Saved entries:
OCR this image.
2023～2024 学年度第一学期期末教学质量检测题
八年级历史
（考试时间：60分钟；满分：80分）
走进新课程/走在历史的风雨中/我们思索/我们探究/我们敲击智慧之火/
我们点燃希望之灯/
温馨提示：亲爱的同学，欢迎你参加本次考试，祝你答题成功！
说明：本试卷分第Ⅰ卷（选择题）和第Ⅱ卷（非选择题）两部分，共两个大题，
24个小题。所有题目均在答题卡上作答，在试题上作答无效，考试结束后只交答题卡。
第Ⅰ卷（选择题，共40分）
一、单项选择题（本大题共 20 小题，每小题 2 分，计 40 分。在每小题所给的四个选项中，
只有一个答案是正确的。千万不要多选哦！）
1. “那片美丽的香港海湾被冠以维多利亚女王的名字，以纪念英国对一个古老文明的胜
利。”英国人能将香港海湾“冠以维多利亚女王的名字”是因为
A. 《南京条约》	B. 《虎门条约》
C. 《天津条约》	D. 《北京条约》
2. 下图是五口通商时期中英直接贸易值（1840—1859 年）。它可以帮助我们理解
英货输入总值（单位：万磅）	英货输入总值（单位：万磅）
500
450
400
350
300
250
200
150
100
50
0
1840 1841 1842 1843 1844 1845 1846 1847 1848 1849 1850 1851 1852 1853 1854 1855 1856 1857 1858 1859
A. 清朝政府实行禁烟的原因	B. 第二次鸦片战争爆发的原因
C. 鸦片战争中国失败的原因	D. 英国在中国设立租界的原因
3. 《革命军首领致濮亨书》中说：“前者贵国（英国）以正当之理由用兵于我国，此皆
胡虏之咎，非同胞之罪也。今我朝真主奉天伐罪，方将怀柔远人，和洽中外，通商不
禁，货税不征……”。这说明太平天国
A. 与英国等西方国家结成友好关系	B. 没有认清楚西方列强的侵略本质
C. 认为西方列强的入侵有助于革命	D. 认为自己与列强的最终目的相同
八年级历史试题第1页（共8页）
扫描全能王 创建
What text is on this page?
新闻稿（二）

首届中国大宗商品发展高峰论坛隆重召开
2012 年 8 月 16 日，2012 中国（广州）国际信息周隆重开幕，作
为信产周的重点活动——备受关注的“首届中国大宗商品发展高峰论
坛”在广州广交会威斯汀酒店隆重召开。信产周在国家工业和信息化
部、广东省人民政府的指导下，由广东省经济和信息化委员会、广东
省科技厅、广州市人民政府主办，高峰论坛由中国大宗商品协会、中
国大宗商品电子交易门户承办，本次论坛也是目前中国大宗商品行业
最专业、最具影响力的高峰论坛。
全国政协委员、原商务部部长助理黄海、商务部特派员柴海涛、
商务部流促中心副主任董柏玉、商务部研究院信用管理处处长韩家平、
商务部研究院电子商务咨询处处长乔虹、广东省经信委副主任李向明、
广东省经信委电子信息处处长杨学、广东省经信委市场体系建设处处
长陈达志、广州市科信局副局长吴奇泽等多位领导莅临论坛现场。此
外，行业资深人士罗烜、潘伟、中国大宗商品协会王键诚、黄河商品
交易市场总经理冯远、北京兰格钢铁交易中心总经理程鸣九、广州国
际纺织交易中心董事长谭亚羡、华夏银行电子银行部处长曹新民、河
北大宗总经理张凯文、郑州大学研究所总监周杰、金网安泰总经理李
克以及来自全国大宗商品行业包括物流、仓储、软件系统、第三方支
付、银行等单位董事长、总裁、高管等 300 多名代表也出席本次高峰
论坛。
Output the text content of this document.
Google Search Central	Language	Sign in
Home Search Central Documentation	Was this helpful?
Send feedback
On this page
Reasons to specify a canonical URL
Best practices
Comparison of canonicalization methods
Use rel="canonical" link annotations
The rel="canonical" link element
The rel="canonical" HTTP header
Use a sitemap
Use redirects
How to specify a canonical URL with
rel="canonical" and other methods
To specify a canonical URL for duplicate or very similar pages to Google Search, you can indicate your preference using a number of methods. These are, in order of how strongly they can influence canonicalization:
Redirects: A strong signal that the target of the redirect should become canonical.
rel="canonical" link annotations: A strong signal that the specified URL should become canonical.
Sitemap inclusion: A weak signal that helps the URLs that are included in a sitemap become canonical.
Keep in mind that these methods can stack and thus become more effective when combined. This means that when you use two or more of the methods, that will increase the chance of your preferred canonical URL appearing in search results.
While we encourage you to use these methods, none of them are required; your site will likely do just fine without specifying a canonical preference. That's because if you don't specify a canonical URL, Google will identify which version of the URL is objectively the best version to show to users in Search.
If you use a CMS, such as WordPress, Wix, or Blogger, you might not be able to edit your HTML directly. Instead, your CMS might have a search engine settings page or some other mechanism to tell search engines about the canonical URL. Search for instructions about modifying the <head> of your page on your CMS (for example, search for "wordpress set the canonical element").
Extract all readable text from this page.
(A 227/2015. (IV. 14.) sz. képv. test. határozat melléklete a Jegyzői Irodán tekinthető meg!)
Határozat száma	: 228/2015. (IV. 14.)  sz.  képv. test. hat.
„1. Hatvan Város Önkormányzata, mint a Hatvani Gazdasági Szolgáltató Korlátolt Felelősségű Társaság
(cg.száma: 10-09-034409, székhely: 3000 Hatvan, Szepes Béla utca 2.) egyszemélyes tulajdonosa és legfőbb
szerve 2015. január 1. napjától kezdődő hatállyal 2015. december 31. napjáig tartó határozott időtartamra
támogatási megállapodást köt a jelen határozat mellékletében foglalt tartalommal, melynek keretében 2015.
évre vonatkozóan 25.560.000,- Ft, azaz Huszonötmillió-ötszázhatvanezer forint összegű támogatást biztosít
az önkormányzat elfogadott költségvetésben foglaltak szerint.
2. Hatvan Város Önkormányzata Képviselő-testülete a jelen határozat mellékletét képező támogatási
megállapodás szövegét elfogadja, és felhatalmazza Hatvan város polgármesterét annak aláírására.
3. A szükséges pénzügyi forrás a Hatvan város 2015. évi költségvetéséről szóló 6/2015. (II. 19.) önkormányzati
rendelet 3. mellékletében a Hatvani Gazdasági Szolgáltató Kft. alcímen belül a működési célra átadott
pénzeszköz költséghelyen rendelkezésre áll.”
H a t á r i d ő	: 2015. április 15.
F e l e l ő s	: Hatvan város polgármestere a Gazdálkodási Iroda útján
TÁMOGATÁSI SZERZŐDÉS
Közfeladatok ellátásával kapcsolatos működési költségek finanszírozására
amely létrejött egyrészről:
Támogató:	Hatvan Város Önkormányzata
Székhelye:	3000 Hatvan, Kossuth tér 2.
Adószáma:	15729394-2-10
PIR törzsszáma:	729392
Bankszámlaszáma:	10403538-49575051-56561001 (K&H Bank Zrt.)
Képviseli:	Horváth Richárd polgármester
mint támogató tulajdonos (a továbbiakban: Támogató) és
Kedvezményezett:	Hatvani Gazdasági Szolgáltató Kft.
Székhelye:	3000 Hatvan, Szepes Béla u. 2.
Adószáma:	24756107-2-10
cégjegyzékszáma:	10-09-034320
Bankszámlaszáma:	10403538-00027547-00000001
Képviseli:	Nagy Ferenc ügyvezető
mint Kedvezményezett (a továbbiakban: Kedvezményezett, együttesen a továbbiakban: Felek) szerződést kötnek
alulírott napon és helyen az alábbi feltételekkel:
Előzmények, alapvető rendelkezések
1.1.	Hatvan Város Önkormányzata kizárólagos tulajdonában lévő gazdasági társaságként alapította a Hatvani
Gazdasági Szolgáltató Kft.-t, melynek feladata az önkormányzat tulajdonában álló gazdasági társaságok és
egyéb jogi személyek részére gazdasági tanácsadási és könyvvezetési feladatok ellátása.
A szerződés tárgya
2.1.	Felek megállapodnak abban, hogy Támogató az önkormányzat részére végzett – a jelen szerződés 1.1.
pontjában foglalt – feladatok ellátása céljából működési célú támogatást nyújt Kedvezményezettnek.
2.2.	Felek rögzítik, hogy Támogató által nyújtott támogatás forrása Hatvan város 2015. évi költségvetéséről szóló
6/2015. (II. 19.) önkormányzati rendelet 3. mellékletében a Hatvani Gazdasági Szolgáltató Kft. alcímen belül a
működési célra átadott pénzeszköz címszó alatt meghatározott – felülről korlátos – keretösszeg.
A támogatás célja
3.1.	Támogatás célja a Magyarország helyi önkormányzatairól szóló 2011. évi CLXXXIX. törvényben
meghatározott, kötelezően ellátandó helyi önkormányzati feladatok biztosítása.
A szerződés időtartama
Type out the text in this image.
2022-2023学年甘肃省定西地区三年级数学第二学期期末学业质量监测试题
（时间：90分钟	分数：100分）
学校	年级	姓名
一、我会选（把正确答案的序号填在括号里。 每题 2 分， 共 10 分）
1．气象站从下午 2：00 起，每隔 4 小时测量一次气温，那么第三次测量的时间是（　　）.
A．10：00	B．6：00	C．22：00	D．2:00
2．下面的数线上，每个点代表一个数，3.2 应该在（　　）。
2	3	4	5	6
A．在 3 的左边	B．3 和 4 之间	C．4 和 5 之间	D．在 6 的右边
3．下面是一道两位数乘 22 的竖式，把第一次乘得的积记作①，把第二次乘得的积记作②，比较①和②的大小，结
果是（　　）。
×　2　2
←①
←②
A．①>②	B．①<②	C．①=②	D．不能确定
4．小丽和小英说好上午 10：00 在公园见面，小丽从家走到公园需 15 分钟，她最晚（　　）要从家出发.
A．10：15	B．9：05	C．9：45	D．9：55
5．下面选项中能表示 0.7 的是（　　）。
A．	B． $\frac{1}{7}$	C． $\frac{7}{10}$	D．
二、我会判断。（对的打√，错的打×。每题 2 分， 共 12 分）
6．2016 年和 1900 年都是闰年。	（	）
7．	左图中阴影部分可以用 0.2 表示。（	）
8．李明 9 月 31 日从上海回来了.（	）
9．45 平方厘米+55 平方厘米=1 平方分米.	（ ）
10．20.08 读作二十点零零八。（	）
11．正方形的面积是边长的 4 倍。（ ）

▶ What the task requires
Copy out each line in the listing that has the word "annotations".

▶ Solution for this exercise
Use rel="canonical" link annotations
rel="canonical" link annotations: A strong signal that the specified URL should become canonical.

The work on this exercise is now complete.